Objective: Provide the records once more, identical to the original.

-- Begin The input --

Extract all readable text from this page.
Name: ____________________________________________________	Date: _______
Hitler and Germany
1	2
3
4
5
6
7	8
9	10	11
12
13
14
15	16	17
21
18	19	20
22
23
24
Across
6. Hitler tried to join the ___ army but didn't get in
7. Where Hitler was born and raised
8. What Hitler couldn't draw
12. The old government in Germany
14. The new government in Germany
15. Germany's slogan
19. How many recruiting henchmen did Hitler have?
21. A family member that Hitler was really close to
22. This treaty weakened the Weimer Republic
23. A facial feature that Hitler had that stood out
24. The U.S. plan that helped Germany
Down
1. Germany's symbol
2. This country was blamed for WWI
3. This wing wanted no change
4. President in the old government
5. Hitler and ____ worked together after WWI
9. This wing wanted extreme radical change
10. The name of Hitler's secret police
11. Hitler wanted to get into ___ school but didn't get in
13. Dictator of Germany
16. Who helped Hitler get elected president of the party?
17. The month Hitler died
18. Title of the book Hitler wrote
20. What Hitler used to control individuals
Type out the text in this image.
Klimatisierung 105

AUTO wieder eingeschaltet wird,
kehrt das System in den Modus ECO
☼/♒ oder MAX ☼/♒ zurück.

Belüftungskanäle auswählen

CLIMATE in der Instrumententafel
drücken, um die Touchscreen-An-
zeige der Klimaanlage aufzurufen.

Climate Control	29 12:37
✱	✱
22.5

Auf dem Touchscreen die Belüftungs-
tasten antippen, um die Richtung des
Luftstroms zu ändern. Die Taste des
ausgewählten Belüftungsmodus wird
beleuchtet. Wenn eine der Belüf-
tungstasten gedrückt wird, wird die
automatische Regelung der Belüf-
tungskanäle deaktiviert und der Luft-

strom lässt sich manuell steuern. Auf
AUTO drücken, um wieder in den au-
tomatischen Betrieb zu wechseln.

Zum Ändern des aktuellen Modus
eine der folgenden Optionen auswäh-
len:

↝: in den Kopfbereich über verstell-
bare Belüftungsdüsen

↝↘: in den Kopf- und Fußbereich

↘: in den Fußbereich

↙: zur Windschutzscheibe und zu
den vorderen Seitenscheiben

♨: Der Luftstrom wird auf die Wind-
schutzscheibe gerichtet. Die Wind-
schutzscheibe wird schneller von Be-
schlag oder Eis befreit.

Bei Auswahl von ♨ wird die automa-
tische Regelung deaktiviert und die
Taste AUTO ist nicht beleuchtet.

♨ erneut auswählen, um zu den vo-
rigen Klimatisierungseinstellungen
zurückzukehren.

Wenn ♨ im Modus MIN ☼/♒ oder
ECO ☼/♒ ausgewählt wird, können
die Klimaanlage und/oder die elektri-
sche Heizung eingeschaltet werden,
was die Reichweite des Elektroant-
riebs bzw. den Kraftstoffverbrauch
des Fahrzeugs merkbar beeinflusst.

-- End The input --

Task response:
Extract all readable text from this page.
Name: ____________________________________________________	Date: _______
Hitler and Germany
1	2
3
4
5
6
7	8
9	10	11
12
13
14
15	16	17
21
18	19	20
22
23
24
Across
6. Hitler tried to join the ___ army but didn't get in
7. Where Hitler was born and raised
8. What Hitler couldn't draw
12. The old government in Germany
14. The new government in Germany
15. Germany's slogan
19. How many recruiting henchmen did Hitler have?
21. A family member that Hitler was really close to
22. This treaty weakened the Weimer Republic
23. A facial feature that Hitler had that stood out
24. The U.S. plan that helped Germany
Down
1. Germany's symbol
2. This country was blamed for WWI
3. This wing wanted no change
4. President in the old government
5. Hitler and ____ worked together after WWI
9. This wing wanted extreme radical change
10. The name of Hitler's secret police
11. Hitler wanted to get into ___ school but didn't get in
13. Dictator of Germany
16. Who helped Hitler get elected president of the party?
17. The month Hitler died
18. Title of the book Hitler wrote
20. What Hitler used to control individuals
Type out the text in this image.
Klimatisierung 105

AUTO wieder eingeschaltet wird,
kehrt das System in den Modus ECO
☼/♒ oder MAX ☼/♒ zurück.

Belüftungskanäle auswählen

CLIMATE in der Instrumententafel
drücken, um die Touchscreen-An-
zeige der Klimaanlage aufzurufen.

Climate Control	29 12:37
✱	✱
22.5

Auf dem Touchscreen die Belüftungs-
tasten antippen, um die Richtung des
Luftstroms zu ändern. Die Taste des
ausgewählten Belüftungsmodus wird
beleuchtet. Wenn eine der Belüf-
tungstasten gedrückt wird, wird die
automatische Regelung der Belüf-
tungskanäle deaktiviert und der Luft-

strom lässt sich manuell steuern. Auf
AUTO drücken, um wieder in den au-
tomatischen Betrieb zu wechseln.

Zum Ändern des aktuellen Modus
eine der folgenden Optionen auswäh-
len:

↝: in den Kopfbereich über verstell-
bare Belüftungsdüsen

↝↘: in den Kopf- und Fußbereich

↘: in den Fußbereich

↙: zur Windschutzscheibe und zu
den vorderen Seitenscheiben

♨: Der Luftstrom wird auf die Wind-
schutzscheibe gerichtet. Die Wind-
schutzscheibe wird schneller von Be-
schlag oder Eis befreit.

Bei Auswahl von ♨ wird die automa-
tische Regelung deaktiviert und die
Taste AUTO ist nicht beleuchtet.

♨ erneut auswählen, um zu den vo-
rigen Klimatisierungseinstellungen
zurückzukehren.

Wenn ♨ im Modus MIN ☼/♒ oder
ECO ☼/♒ ausgewählt wird, können
die Klimaanlage und/oder die elektri-
sche Heizung eingeschaltet werden,
was die Reichweite des Elektroant-
riebs bzw. den Kraftstoffverbrauch
des Fahrzeugs merkbar beeinflusst.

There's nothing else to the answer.